#### Problem details
Every line below that has "marker" in it should be copied.

——————————

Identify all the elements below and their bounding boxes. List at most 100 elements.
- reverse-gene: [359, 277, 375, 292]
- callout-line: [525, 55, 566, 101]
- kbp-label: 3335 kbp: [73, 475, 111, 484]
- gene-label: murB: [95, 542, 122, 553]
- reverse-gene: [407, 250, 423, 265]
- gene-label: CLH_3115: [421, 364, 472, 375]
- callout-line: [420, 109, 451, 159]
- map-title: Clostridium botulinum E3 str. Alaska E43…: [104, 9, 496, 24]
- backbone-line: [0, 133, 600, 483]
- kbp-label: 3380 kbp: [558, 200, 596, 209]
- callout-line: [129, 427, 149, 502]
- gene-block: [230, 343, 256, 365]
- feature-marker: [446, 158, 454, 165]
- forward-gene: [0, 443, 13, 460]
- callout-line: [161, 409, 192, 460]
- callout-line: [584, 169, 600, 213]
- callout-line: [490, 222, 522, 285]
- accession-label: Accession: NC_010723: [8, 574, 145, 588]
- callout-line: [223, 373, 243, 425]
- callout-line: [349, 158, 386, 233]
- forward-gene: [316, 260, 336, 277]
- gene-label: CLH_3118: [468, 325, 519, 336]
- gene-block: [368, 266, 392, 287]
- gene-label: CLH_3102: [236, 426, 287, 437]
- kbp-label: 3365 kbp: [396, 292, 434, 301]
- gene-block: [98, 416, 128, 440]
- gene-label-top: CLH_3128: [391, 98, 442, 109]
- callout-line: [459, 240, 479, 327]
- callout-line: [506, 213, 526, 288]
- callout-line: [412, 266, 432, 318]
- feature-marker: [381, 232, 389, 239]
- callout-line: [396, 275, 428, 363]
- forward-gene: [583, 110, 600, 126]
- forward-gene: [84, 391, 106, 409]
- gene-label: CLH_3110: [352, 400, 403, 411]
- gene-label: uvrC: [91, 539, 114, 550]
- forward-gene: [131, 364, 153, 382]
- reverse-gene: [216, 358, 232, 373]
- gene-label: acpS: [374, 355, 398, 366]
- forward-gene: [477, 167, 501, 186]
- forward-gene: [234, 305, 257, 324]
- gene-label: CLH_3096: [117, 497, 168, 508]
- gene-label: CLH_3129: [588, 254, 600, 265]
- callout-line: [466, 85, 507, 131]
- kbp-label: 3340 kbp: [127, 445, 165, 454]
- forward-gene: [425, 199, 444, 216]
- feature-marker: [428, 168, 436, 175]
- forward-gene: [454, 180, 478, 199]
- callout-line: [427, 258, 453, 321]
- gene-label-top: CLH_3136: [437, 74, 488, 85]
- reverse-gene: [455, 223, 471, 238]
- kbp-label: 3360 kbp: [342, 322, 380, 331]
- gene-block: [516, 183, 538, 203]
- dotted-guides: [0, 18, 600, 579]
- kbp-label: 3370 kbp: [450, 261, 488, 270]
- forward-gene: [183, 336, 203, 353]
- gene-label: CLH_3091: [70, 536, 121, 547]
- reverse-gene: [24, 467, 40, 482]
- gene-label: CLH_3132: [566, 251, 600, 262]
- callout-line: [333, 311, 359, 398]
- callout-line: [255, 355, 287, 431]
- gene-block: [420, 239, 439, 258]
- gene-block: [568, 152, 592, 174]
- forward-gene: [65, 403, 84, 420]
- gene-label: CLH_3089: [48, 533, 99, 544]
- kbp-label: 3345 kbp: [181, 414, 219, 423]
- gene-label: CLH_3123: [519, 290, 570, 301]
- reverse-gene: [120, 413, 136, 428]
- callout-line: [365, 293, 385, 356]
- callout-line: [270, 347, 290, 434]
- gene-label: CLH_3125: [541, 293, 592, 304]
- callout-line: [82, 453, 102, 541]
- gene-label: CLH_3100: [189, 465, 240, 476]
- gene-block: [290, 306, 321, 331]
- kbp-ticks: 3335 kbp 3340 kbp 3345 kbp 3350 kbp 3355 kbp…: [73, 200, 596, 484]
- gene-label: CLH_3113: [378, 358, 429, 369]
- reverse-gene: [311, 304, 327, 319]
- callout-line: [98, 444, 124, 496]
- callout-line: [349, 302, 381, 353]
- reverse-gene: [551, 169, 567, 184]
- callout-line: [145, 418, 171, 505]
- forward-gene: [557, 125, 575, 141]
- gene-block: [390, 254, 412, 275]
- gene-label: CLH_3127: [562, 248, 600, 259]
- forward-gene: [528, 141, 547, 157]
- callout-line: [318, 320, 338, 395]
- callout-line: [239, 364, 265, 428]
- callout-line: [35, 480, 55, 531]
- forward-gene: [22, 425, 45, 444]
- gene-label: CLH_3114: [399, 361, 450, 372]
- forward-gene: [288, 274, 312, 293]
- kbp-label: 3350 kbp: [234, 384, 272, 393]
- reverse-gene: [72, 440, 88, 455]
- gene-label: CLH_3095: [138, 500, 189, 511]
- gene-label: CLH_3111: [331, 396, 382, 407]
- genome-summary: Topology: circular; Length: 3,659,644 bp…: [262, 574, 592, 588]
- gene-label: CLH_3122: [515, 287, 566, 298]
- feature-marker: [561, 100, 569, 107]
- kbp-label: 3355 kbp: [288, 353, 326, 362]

——————————

#### Result of the task
- feature-marker: [446, 158, 454, 165]
- feature-marker: [381, 232, 389, 239]
- feature-marker: [428, 168, 436, 175]
- feature-marker: [561, 100, 569, 107]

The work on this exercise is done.